■ WORK INSTRUCTIONS:
Leave out the pictures and repeat the data exactly.

■ RECORDS PROVIDED:

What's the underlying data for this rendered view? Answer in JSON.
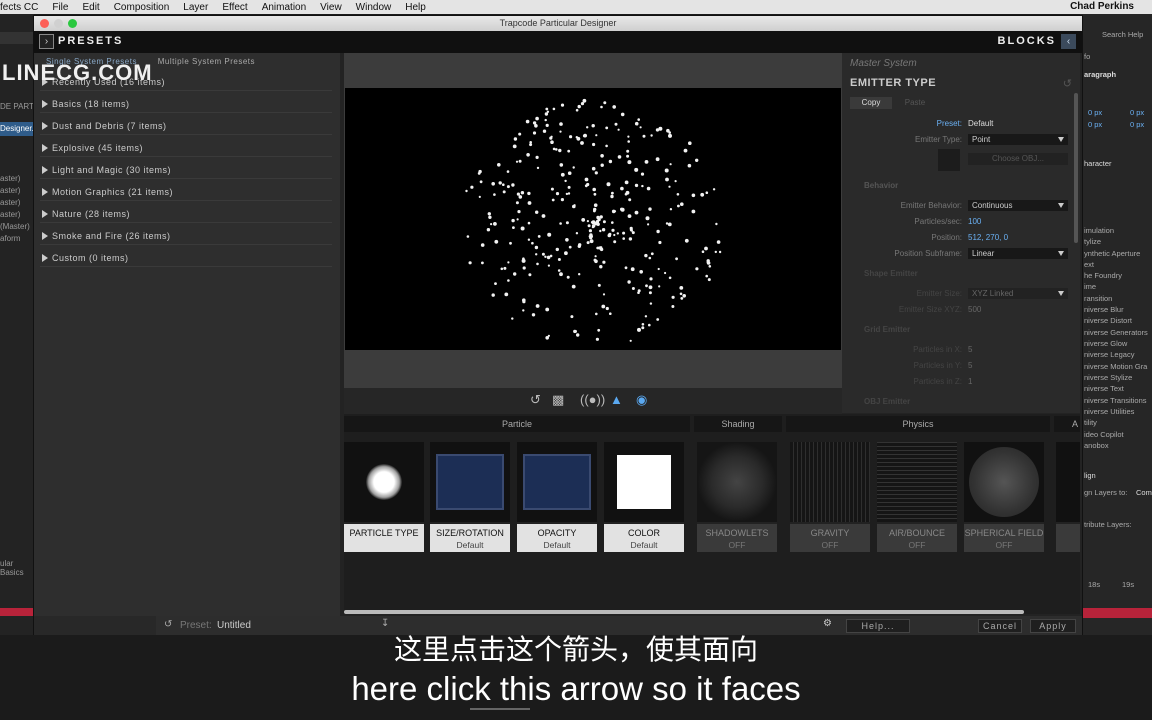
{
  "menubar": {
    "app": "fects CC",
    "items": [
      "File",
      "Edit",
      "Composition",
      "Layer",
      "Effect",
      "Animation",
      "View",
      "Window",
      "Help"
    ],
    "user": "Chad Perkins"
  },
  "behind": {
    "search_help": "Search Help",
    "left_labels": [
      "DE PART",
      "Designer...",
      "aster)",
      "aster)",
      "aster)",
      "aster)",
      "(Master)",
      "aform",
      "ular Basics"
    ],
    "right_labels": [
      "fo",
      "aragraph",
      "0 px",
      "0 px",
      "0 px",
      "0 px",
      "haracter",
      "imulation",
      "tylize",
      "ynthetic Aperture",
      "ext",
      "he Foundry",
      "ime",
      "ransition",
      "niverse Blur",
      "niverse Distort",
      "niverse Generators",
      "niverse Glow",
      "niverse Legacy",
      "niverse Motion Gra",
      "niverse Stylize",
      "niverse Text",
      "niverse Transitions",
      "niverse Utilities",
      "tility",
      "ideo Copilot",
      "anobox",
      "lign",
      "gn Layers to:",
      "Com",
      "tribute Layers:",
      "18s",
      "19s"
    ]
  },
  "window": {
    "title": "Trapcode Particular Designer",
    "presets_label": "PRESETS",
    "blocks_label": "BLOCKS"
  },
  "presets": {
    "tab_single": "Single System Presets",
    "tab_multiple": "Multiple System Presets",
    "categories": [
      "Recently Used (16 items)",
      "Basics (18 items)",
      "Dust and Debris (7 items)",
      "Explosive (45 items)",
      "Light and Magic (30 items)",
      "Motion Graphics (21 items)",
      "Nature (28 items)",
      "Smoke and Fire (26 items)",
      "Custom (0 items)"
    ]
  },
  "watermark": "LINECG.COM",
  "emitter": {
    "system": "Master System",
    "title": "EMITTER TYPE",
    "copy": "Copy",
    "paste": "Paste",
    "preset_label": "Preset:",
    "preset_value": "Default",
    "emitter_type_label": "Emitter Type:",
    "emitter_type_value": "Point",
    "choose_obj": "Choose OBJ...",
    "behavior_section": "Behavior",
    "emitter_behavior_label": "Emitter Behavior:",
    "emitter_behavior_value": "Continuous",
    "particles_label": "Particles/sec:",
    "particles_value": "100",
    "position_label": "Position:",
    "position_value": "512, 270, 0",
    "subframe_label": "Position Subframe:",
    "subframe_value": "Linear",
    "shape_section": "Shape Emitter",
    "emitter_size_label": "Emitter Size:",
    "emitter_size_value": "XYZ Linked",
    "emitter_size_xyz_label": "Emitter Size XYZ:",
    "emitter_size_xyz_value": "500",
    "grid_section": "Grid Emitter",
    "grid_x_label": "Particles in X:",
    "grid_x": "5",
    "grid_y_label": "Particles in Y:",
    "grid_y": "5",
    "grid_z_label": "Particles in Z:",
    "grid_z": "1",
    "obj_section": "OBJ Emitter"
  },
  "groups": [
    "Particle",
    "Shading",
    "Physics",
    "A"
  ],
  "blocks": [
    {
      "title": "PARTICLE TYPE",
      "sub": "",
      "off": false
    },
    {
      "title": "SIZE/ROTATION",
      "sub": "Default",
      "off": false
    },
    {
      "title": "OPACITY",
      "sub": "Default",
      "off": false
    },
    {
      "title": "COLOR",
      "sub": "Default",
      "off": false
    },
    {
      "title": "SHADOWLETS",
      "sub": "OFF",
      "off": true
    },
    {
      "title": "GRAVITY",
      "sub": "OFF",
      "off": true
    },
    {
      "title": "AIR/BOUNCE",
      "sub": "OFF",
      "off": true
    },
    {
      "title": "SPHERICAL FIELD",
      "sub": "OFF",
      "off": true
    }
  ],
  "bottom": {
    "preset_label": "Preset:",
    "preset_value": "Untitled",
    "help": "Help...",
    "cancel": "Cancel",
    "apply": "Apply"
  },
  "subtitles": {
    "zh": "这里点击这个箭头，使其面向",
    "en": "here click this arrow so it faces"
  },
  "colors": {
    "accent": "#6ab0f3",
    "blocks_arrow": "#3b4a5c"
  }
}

■ SOLUTION TO THIS TASK:
What's the underlying data for this rendered view? Answer in JSON.
{
  "menubar": {
    "app": "fects CC",
    "items": [
      "File",
      "Edit",
      "Composition",
      "Layer",
      "Effect",
      "Animation",
      "View",
      "Window",
      "Help"
    ],
    "user": "Chad Perkins"
  },
  "behind": {
    "search_help": "Search Help",
    "left_labels": [
      "DE PART",
      "Designer...",
      "aster)",
      "aster)",
      "aster)",
      "aster)",
      "(Master)",
      "aform",
      "ular Basics"
    ],
    "right_labels": [
      "fo",
      "aragraph",
      "0 px",
      "0 px",
      "0 px",
      "0 px",
      "haracter",
      "imulation",
      "tylize",
      "ynthetic Aperture",
      "ext",
      "he Foundry",
      "ime",
      "ransition",
      "niverse Blur",
      "niverse Distort",
      "niverse Generators",
      "niverse Glow",
      "niverse Legacy",
      "niverse Motion Gra",
      "niverse Stylize",
      "niverse Text",
      "niverse Transitions",
      "niverse Utilities",
      "tility",
      "ideo Copilot",
      "anobox",
      "lign",
      "gn Layers to:",
      "Com",
      "tribute Layers:",
      "18s",
      "19s"
    ]
  },
  "window": {
    "title": "Trapcode Particular Designer",
    "presets_label": "PRESETS",
    "blocks_label": "BLOCKS"
  },
  "presets": {
    "tab_single": "Single System Presets",
    "tab_multiple": "Multiple System Presets",
    "categories": [
      "Recently Used (16 items)",
      "Basics (18 items)",
      "Dust and Debris (7 items)",
      "Explosive (45 items)",
      "Light and Magic (30 items)",
      "Motion Graphics (21 items)",
      "Nature (28 items)",
      "Smoke and Fire (26 items)",
      "Custom (0 items)"
    ]
  },
  "watermark": "LINECG.COM",
  "emitter": {
    "system": "Master System",
    "title": "EMITTER TYPE",
    "copy": "Copy",
    "paste": "Paste",
    "preset_label": "Preset:",
    "preset_value": "Default",
    "emitter_type_label": "Emitter Type:",
    "emitter_type_value": "Point",
    "choose_obj": "Choose OBJ...",
    "behavior_section": "Behavior",
    "emitter_behavior_label": "Emitter Behavior:",
    "emitter_behavior_value": "Continuous",
    "particles_label": "Particles/sec:",
    "particles_value": "100",
    "position_label": "Position:",
    "position_value": "512, 270, 0",
    "subframe_label": "Position Subframe:",
    "subframe_value": "Linear",
    "shape_section": "Shape Emitter",
    "emitter_size_label": "Emitter Size:",
    "emitter_size_value": "XYZ Linked",
    "emitter_size_xyz_label": "Emitter Size XYZ:",
    "emitter_size_xyz_value": "500",
    "grid_section": "Grid Emitter",
    "grid_x_label": "Particles in X:",
    "grid_x": "5",
    "grid_y_label": "Particles in Y:",
    "grid_y": "5",
    "grid_z_label": "Particles in Z:",
    "grid_z": "1",
    "obj_section": "OBJ Emitter"
  },
  "groups": [
    "Particle",
    "Shading",
    "Physics",
    "A"
  ],
  "blocks": [
    {
      "title": "PARTICLE TYPE",
      "sub": "",
      "off": false
    },
    {
      "title": "SIZE/ROTATION",
      "sub": "Default",
      "off": false
    },
    {
      "title": "OPACITY",
      "sub": "Default",
      "off": false
    },
    {
      "title": "COLOR",
      "sub": "Default",
      "off": false
    },
    {
      "title": "SHADOWLETS",
      "sub": "OFF",
      "off": true
    },
    {
      "title": "GRAVITY",
      "sub": "OFF",
      "off": true
    },
    {
      "title": "AIR/BOUNCE",
      "sub": "OFF",
      "off": true
    },
    {
      "title": "SPHERICAL FIELD",
      "sub": "OFF",
      "off": true
    }
  ],
  "bottom": {
    "preset_label": "Preset:",
    "preset_value": "Untitled",
    "help": "Help...",
    "cancel": "Cancel",
    "apply": "Apply"
  },
  "subtitles": {
    "zh": "这里点击这个箭头，使其面向",
    "en": "here click this arrow so it faces"
  },
  "colors": {
    "accent": "#6ab0f3",
    "blocks_arrow": "#3b4a5c"
  }
}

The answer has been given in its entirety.